Entries from a dataset
○ ○ ○ ○

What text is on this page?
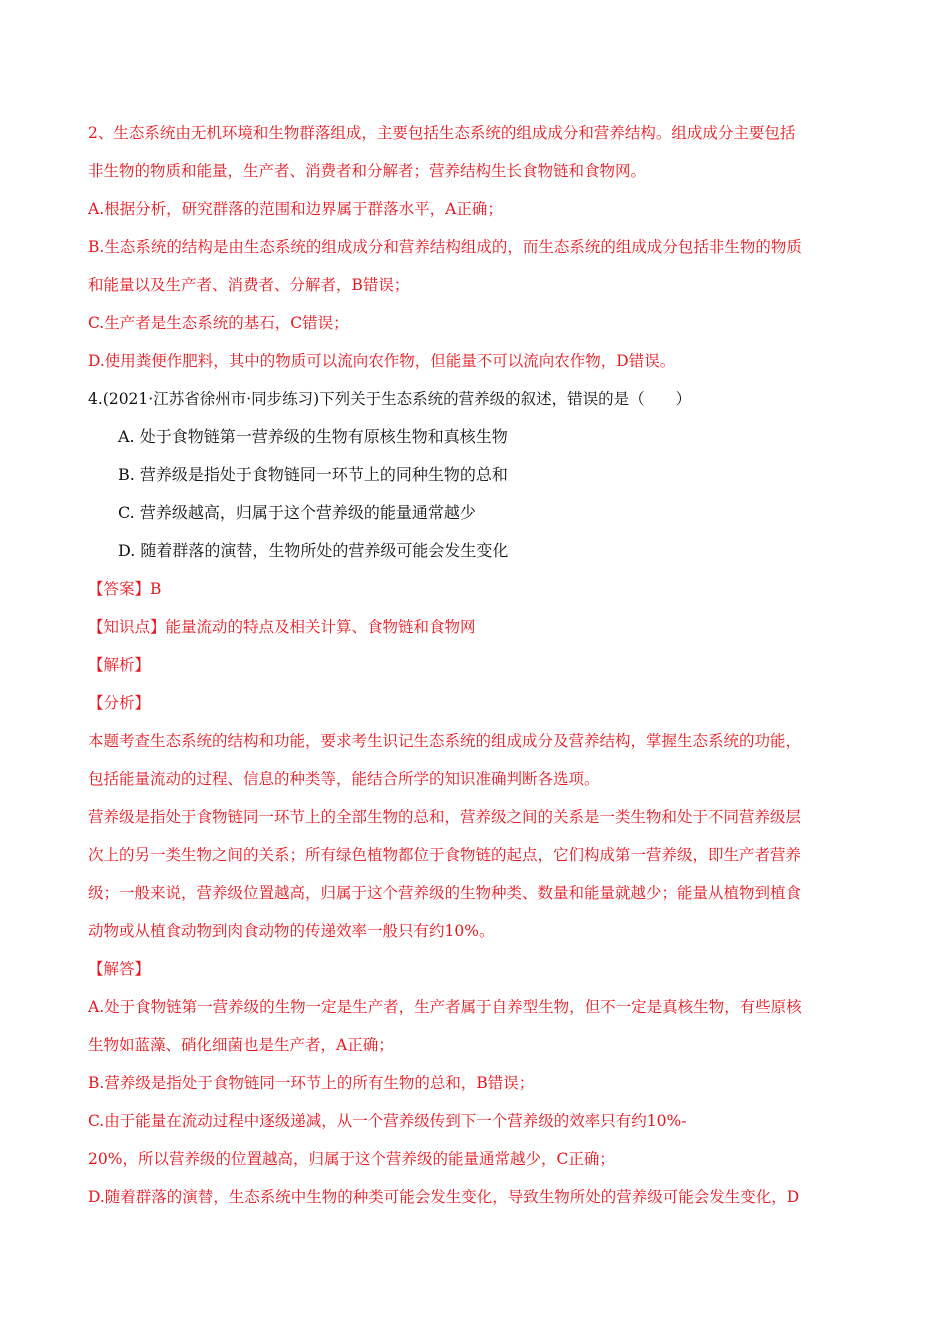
2、生态系统由无机环境和生物群落组成，主要包括生态系统的组成成分和营养结构。组成成分主要包括
非生物的物质和能量，生产者、消费者和分解者；营养结构生长食物链和食物网。
A.根据分析，研究群落的范围和边界属于群落水平，A正确；
B.生态系统的结构是由生态系统的组成成分和营养结构组成的，而生态系统的组成成分包括非生物的物质
和能量以及生产者、消费者、分解者，B错误；
C.生产者是生态系统的基石，C错误；
D.使用粪便作肥料，其中的物质可以流向农作物，但能量不可以流向农作物，D错误。
4.(2021·江苏省徐州市·同步练习)下列关于生态系统的营养级的叙述，错误的是（　　）
A. 处于食物链第一营养级的生物有原核生物和真核生物
B. 营养级是指处于食物链同一环节上的同种生物的总和
C. 营养级越高，归属于这个营养级的能量通常越少
D. 随着群落的演替，生物所处的营养级可能会发生变化
【答案】B
【知识点】能量流动的特点及相关计算、食物链和食物网
【解析】
【分析】
本题考查生态系统的结构和功能，要求考生识记生态系统的组成成分及营养结构，掌握生态系统的功能，
包括能量流动的过程、信息的种类等，能结合所学的知识准确判断各选项。
营养级是指处于食物链同一环节上的全部生物的总和，营养级之间的关系是一类生物和处于不同营养级层
次上的另一类生物之间的关系；所有绿色植物都位于食物链的起点，它们构成第一营养级，即生产者营养
级；一般来说，营养级位置越高，归属于这个营养级的生物种类、数量和能量就越少；能量从植物到植食
动物或从植食动物到肉食动物的传递效率一般只有约10%。
【解答】
A.处于食物链第一营养级的生物一定是生产者，生产者属于自养型生物，但不一定是真核生物，有些原核
生物如蓝藻、硝化细菌也是生产者，A正确；
B.营养级是指处于食物链同一环节上的所有生物的总和，B错误；
C.由于能量在流动过程中逐级递减，从一个营养级传到下一个营养级的效率只有约10%-
20%，所以营养级的位置越高，归属于这个营养级的能量通常越少，C正确；
D.随着群落的演替，生态系统中生物的种类可能会发生变化，导致生物所处的营养级可能会发生变化，D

○ ○ ○ ○

Problem details: Gather each line holding the string "归属于这个营养级的能量通常越少".

Solved exercise:
C. 营养级越高，归属于这个营养级的能量通常越少
20%，所以营养级的位置越高，归属于这个营养级的能量通常越少，C正确；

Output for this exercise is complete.